# Stated goal
In the records below, find each line containing the word "subjects" and copy it.

Extracted records
--- Start ---

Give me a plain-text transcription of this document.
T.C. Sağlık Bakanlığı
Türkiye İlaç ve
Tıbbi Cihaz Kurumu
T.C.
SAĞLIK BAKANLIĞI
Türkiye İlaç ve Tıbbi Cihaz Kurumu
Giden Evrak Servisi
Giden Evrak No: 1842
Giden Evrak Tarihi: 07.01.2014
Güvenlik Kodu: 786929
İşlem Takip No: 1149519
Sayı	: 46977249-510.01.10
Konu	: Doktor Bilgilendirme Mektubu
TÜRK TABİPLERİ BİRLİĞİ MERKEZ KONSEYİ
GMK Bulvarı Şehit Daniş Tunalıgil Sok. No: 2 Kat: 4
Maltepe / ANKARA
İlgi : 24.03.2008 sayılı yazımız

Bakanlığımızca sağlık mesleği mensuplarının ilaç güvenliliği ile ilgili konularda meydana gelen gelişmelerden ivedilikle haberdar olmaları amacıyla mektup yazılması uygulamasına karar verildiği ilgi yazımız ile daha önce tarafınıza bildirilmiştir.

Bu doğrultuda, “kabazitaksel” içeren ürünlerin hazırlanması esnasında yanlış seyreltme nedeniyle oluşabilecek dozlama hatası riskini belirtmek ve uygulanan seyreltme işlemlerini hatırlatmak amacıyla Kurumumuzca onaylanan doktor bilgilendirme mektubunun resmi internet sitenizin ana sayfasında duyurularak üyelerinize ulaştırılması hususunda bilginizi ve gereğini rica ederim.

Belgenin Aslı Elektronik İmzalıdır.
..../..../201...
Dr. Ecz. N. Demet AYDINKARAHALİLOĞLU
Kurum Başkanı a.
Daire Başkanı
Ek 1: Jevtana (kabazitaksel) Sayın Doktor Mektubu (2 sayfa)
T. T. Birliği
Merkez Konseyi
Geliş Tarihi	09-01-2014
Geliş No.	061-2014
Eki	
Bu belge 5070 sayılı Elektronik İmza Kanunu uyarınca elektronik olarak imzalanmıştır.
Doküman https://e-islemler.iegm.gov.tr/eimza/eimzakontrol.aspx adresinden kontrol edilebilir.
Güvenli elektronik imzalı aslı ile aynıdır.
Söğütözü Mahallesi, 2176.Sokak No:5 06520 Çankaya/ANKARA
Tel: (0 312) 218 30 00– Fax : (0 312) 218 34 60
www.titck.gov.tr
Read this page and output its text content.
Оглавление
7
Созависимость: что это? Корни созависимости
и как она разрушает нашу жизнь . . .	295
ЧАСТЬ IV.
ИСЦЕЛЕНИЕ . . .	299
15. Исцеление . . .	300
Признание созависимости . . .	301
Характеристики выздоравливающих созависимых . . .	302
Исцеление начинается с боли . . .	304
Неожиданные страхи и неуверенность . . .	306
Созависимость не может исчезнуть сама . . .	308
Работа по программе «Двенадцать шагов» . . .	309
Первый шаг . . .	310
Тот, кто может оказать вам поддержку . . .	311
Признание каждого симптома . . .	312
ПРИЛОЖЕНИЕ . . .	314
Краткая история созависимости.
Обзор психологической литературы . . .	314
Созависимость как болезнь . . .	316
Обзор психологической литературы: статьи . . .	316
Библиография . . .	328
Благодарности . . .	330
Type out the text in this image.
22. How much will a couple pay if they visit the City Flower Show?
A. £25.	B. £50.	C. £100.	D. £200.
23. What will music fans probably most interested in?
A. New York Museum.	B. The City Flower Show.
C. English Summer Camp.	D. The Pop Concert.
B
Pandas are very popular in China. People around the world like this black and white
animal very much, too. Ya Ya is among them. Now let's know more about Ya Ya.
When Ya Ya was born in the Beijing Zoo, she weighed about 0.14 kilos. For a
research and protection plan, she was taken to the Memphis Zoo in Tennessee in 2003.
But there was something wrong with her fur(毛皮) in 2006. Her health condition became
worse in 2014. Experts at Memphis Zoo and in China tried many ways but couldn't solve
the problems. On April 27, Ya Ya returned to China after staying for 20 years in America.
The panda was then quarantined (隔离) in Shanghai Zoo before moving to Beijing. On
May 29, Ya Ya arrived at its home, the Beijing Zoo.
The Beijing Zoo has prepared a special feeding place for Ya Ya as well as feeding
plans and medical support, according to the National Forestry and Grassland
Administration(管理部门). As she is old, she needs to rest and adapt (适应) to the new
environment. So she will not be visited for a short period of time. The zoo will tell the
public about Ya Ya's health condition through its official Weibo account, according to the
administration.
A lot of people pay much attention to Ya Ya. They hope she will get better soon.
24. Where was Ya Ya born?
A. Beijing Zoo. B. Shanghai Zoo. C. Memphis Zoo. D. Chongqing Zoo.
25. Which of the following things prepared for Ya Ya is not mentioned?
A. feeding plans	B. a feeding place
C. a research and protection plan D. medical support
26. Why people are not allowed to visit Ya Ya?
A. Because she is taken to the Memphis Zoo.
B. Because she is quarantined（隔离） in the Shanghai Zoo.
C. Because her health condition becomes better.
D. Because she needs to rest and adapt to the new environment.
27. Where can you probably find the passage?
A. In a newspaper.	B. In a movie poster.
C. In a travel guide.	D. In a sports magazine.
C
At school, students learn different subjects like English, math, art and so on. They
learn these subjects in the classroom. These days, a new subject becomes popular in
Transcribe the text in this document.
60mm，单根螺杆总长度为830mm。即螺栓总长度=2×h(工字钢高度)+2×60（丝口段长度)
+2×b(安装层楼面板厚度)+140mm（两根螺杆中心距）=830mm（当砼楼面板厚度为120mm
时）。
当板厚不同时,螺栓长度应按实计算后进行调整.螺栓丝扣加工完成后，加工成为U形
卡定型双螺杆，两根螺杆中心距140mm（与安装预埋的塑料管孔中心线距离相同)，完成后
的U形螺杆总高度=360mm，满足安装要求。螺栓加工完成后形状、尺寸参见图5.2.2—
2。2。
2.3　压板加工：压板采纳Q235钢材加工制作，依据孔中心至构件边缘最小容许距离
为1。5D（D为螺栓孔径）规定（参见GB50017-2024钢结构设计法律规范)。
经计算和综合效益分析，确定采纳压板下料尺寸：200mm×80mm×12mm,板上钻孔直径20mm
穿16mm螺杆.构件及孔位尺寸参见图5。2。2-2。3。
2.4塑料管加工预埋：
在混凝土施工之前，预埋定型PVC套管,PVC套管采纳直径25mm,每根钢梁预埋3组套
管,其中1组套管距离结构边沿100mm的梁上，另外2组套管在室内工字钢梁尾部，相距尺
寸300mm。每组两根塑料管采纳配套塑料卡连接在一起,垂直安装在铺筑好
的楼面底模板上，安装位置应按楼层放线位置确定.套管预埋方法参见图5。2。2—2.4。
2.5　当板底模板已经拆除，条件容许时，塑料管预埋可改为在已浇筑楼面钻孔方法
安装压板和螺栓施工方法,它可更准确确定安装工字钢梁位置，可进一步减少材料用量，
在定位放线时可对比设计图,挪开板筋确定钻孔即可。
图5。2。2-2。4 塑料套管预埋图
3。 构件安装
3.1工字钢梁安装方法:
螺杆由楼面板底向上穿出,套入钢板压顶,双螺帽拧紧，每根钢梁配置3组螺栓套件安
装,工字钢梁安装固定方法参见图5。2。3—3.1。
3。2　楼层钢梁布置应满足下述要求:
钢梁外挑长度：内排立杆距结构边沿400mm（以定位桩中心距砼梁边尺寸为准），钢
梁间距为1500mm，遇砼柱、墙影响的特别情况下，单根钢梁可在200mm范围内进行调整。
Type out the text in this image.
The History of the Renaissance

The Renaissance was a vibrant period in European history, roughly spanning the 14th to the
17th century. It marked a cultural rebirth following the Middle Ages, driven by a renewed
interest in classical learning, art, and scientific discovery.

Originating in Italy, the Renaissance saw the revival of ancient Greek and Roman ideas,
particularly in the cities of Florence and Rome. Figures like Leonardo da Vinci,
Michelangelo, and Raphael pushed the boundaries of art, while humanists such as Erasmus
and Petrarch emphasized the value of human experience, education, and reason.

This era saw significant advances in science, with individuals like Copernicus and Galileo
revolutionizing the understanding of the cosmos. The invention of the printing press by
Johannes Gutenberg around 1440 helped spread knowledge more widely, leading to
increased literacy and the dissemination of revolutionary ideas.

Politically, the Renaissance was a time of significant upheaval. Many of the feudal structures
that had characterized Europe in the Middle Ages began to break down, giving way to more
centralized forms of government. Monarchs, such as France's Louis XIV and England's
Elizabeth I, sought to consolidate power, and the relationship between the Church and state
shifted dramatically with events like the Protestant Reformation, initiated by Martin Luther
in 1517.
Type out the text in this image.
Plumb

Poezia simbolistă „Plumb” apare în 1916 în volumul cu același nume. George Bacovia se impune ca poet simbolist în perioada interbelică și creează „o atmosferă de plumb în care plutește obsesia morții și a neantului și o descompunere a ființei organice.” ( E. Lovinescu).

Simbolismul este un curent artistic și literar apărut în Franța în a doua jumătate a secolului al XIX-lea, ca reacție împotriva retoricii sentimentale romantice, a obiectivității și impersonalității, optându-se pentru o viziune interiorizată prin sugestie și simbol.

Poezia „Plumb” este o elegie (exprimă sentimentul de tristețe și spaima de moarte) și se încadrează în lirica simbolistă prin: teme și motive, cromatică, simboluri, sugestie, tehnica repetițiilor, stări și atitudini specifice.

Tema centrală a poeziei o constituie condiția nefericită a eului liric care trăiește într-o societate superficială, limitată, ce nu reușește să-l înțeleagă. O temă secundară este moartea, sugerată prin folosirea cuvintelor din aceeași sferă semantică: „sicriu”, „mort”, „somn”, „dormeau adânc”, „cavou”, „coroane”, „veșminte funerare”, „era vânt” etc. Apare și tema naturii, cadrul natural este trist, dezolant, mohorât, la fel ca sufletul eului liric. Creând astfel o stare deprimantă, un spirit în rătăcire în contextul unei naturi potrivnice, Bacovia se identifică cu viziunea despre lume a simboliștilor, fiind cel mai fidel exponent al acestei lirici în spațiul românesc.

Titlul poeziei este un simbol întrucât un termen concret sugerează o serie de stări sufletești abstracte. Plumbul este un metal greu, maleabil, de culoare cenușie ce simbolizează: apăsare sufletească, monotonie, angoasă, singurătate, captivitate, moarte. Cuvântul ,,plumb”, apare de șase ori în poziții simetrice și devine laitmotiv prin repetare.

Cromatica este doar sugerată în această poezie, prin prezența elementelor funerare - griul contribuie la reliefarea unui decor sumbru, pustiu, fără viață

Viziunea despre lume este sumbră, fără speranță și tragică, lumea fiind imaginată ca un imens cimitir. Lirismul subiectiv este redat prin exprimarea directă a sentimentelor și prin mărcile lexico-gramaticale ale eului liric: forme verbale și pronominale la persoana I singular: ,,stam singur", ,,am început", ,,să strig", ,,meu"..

--- End ---

# Problem solution
At school, students learn different subjects like English, math, art and so on. They
learn these subjects in the classroom. These days, a new subject becomes popular in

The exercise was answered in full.